⟨
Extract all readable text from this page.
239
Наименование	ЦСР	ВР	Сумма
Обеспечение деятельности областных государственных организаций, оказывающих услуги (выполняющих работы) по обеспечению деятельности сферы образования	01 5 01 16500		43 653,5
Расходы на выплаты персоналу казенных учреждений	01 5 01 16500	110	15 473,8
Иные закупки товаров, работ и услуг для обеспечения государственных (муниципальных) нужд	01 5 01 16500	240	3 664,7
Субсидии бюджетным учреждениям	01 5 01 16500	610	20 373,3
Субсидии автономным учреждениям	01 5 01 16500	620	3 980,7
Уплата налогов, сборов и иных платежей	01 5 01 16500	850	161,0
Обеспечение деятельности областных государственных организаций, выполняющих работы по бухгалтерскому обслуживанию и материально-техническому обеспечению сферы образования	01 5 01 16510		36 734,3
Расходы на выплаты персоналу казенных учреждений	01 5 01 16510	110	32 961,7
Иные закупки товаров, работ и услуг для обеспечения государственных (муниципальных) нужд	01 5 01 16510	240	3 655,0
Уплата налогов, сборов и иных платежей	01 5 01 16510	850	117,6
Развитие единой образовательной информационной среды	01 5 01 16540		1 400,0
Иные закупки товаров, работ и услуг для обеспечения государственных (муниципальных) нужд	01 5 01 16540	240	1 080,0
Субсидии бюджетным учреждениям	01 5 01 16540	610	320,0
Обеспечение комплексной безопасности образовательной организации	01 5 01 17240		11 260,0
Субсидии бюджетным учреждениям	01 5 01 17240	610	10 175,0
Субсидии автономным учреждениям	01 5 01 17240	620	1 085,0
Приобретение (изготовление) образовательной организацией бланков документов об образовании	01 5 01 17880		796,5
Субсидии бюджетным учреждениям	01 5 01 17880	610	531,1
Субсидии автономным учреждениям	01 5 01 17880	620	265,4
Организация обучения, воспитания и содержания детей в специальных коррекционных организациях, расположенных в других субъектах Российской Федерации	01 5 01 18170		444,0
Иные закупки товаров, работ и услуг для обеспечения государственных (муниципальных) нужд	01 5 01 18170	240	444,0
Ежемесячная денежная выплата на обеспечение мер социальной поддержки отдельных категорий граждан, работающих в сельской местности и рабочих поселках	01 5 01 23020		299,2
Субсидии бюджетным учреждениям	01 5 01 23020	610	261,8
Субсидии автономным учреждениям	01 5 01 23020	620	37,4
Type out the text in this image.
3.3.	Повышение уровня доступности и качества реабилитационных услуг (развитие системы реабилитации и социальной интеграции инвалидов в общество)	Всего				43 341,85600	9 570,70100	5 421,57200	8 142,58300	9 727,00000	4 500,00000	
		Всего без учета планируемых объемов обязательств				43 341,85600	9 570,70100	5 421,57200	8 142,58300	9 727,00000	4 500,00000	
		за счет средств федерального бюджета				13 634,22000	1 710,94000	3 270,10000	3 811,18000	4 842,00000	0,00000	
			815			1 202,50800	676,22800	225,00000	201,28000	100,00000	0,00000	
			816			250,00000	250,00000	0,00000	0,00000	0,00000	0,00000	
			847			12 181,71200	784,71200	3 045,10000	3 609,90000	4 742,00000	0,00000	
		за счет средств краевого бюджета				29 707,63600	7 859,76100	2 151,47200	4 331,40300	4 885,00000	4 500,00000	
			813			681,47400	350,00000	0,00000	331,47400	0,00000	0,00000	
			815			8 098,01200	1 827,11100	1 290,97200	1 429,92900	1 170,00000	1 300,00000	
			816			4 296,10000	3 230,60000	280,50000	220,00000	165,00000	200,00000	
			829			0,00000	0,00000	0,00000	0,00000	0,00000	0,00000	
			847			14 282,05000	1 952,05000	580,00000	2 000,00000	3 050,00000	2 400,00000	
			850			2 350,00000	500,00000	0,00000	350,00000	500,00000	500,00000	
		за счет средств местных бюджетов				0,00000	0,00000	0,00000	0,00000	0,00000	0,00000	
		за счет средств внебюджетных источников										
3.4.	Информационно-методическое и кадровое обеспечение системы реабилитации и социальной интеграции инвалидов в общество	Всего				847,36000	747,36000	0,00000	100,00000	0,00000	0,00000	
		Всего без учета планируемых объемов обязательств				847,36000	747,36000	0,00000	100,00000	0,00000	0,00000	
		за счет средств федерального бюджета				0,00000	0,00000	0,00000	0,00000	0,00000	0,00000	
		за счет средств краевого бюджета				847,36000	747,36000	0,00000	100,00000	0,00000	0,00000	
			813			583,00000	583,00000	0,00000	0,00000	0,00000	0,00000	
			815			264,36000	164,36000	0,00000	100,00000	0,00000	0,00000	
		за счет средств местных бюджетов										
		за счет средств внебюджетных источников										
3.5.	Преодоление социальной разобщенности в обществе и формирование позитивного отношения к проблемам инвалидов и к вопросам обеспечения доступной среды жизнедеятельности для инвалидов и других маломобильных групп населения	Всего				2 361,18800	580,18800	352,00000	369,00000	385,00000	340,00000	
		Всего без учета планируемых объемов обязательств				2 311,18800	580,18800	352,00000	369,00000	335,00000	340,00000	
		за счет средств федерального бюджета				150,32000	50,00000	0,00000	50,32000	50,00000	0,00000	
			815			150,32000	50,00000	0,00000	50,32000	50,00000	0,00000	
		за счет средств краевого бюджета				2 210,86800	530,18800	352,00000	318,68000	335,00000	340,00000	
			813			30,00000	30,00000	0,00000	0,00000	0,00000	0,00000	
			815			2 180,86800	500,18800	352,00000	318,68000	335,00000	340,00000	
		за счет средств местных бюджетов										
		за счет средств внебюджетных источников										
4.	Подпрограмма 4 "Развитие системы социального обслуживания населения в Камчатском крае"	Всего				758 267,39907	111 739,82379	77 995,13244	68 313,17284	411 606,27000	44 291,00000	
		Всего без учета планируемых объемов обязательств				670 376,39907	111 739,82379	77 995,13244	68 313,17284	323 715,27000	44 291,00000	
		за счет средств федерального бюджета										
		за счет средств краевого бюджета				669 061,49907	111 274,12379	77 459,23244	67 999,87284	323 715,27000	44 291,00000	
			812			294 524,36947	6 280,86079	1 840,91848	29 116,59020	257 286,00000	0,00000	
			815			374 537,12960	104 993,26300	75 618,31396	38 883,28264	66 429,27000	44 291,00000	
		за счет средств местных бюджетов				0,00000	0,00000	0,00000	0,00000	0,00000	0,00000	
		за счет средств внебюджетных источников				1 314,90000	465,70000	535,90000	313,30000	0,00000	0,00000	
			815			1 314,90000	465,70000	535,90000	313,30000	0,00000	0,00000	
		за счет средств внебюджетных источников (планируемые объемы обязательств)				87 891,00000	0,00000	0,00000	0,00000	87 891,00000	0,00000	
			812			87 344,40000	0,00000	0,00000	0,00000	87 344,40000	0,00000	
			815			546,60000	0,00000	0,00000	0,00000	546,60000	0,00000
⟩
* Job:
Copy out the full material exactly as it appears.

* Output of the exercise:
Extract all readable text from this page.
239
Наименование	ЦСР	ВР	Сумма
Обеспечение деятельности областных государственных организаций, оказывающих услуги (выполняющих работы) по обеспечению деятельности сферы образования	01 5 01 16500		43 653,5
Расходы на выплаты персоналу казенных учреждений	01 5 01 16500	110	15 473,8
Иные закупки товаров, работ и услуг для обеспечения государственных (муниципальных) нужд	01 5 01 16500	240	3 664,7
Субсидии бюджетным учреждениям	01 5 01 16500	610	20 373,3
Субсидии автономным учреждениям	01 5 01 16500	620	3 980,7
Уплата налогов, сборов и иных платежей	01 5 01 16500	850	161,0
Обеспечение деятельности областных государственных организаций, выполняющих работы по бухгалтерскому обслуживанию и материально-техническому обеспечению сферы образования	01 5 01 16510		36 734,3
Расходы на выплаты персоналу казенных учреждений	01 5 01 16510	110	32 961,7
Иные закупки товаров, работ и услуг для обеспечения государственных (муниципальных) нужд	01 5 01 16510	240	3 655,0
Уплата налогов, сборов и иных платежей	01 5 01 16510	850	117,6
Развитие единой образовательной информационной среды	01 5 01 16540		1 400,0
Иные закупки товаров, работ и услуг для обеспечения государственных (муниципальных) нужд	01 5 01 16540	240	1 080,0
Субсидии бюджетным учреждениям	01 5 01 16540	610	320,0
Обеспечение комплексной безопасности образовательной организации	01 5 01 17240		11 260,0
Субсидии бюджетным учреждениям	01 5 01 17240	610	10 175,0
Субсидии автономным учреждениям	01 5 01 17240	620	1 085,0
Приобретение (изготовление) образовательной организацией бланков документов об образовании	01 5 01 17880		796,5
Субсидии бюджетным учреждениям	01 5 01 17880	610	531,1
Субсидии автономным учреждениям	01 5 01 17880	620	265,4
Организация обучения, воспитания и содержания детей в специальных коррекционных организациях, расположенных в других субъектах Российской Федерации	01 5 01 18170		444,0
Иные закупки товаров, работ и услуг для обеспечения государственных (муниципальных) нужд	01 5 01 18170	240	444,0
Ежемесячная денежная выплата на обеспечение мер социальной поддержки отдельных категорий граждан, работающих в сельской местности и рабочих поселках	01 5 01 23020		299,2
Субсидии бюджетным учреждениям	01 5 01 23020	610	261,8
Субсидии автономным учреждениям	01 5 01 23020	620	37,4
Type out the text in this image.
3.3.	Повышение уровня доступности и качества реабилитационных услуг (развитие системы реабилитации и социальной интеграции инвалидов в общество)	Всего				43 341,85600	9 570,70100	5 421,57200	8 142,58300	9 727,00000	4 500,00000	
		Всего без учета планируемых объемов обязательств				43 341,85600	9 570,70100	5 421,57200	8 142,58300	9 727,00000	4 500,00000	
		за счет средств федерального бюджета				13 634,22000	1 710,94000	3 270,10000	3 811,18000	4 842,00000	0,00000	
			815			1 202,50800	676,22800	225,00000	201,28000	100,00000	0,00000	
			816			250,00000	250,00000	0,00000	0,00000	0,00000	0,00000	
			847			12 181,71200	784,71200	3 045,10000	3 609,90000	4 742,00000	0,00000	
		за счет средств краевого бюджета				29 707,63600	7 859,76100	2 151,47200	4 331,40300	4 885,00000	4 500,00000	
			813			681,47400	350,00000	0,00000	331,47400	0,00000	0,00000	
			815			8 098,01200	1 827,11100	1 290,97200	1 429,92900	1 170,00000	1 300,00000	
			816			4 296,10000	3 230,60000	280,50000	220,00000	165,00000	200,00000	
			829			0,00000	0,00000	0,00000	0,00000	0,00000	0,00000	
			847			14 282,05000	1 952,05000	580,00000	2 000,00000	3 050,00000	2 400,00000	
			850			2 350,00000	500,00000	0,00000	350,00000	500,00000	500,00000	
		за счет средств местных бюджетов				0,00000	0,00000	0,00000	0,00000	0,00000	0,00000	
		за счет средств внебюджетных источников										
3.4.	Информационно-методическое и кадровое обеспечение системы реабилитации и социальной интеграции инвалидов в общество	Всего				847,36000	747,36000	0,00000	100,00000	0,00000	0,00000	
		Всего без учета планируемых объемов обязательств				847,36000	747,36000	0,00000	100,00000	0,00000	0,00000	
		за счет средств федерального бюджета				0,00000	0,00000	0,00000	0,00000	0,00000	0,00000	
		за счет средств краевого бюджета				847,36000	747,36000	0,00000	100,00000	0,00000	0,00000	
			813			583,00000	583,00000	0,00000	0,00000	0,00000	0,00000	
			815			264,36000	164,36000	0,00000	100,00000	0,00000	0,00000	
		за счет средств местных бюджетов										
		за счет средств внебюджетных источников										
3.5.	Преодоление социальной разобщенности в обществе и формирование позитивного отношения к проблемам инвалидов и к вопросам обеспечения доступной среды жизнедеятельности для инвалидов и других маломобильных групп населения	Всего				2 361,18800	580,18800	352,00000	369,00000	385,00000	340,00000	
		Всего без учета планируемых объемов обязательств				2 311,18800	580,18800	352,00000	369,00000	335,00000	340,00000	
		за счет средств федерального бюджета				150,32000	50,00000	0,00000	50,32000	50,00000	0,00000	
			815			150,32000	50,00000	0,00000	50,32000	50,00000	0,00000	
		за счет средств краевого бюджета				2 210,86800	530,18800	352,00000	318,68000	335,00000	340,00000	
			813			30,00000	30,00000	0,00000	0,00000	0,00000	0,00000	
			815			2 180,86800	500,18800	352,00000	318,68000	335,00000	340,00000	
		за счет средств местных бюджетов										
		за счет средств внебюджетных источников										
4.	Подпрограмма 4 "Развитие системы социального обслуживания населения в Камчатском крае"	Всего				758 267,39907	111 739,82379	77 995,13244	68 313,17284	411 606,27000	44 291,00000	
		Всего без учета планируемых объемов обязательств				670 376,39907	111 739,82379	77 995,13244	68 313,17284	323 715,27000	44 291,00000	
		за счет средств федерального бюджета										
		за счет средств краевого бюджета				669 061,49907	111 274,12379	77 459,23244	67 999,87284	323 715,27000	44 291,00000	
			812			294 524,36947	6 280,86079	1 840,91848	29 116,59020	257 286,00000	0,00000	
			815			374 537,12960	104 993,26300	75 618,31396	38 883,28264	66 429,27000	44 291,00000	
		за счет средств местных бюджетов				0,00000	0,00000	0,00000	0,00000	0,00000	0,00000	
		за счет средств внебюджетных источников				1 314,90000	465,70000	535,90000	313,30000	0,00000	0,00000	
			815			1 314,90000	465,70000	535,90000	313,30000	0,00000	0,00000	
		за счет средств внебюджетных источников (планируемые объемы обязательств)				87 891,00000	0,00000	0,00000	0,00000	87 891,00000	0,00000	
			812			87 344,40000	0,00000	0,00000	0,00000	87 344,40000	0,00000	
			815			546,60000	0,00000	0,00000	0,00000	546,60000	0,00000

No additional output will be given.